Extracted data entries:
§ §
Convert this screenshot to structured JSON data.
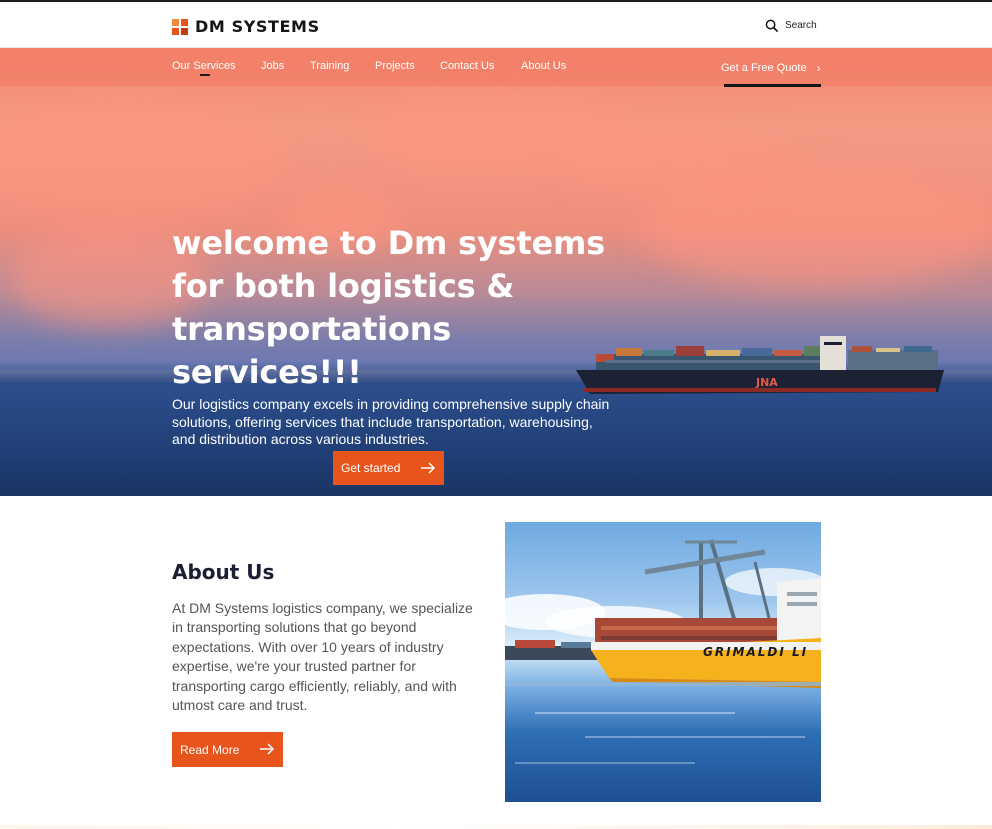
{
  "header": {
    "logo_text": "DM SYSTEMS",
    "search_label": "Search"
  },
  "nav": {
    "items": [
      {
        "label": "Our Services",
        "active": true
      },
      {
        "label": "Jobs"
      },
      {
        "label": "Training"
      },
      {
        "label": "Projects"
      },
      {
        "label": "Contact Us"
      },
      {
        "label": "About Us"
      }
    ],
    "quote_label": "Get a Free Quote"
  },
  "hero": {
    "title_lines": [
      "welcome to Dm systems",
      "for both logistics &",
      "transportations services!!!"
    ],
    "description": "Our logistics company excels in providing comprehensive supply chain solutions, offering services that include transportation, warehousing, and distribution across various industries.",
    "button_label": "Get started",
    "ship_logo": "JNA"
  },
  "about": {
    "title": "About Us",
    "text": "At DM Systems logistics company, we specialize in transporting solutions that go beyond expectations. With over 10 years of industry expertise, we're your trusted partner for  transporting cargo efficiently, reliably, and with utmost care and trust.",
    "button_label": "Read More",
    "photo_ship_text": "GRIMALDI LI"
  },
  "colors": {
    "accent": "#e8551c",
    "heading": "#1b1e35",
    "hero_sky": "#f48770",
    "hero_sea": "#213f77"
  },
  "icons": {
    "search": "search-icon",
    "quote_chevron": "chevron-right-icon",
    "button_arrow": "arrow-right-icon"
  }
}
§ §
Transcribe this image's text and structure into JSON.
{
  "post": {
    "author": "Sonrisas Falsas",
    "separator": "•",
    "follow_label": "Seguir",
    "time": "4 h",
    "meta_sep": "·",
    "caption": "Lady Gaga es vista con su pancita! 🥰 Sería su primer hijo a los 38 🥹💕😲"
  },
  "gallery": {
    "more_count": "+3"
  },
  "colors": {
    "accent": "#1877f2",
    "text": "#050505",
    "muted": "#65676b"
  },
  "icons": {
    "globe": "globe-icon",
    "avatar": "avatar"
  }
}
§ §
Brief
Lines that hold "right" are the ones to copy; find all of them.

Output of the exercise
    "quote_chevron": "chevron-right-icon",
    "button_arrow": "arrow-right-icon"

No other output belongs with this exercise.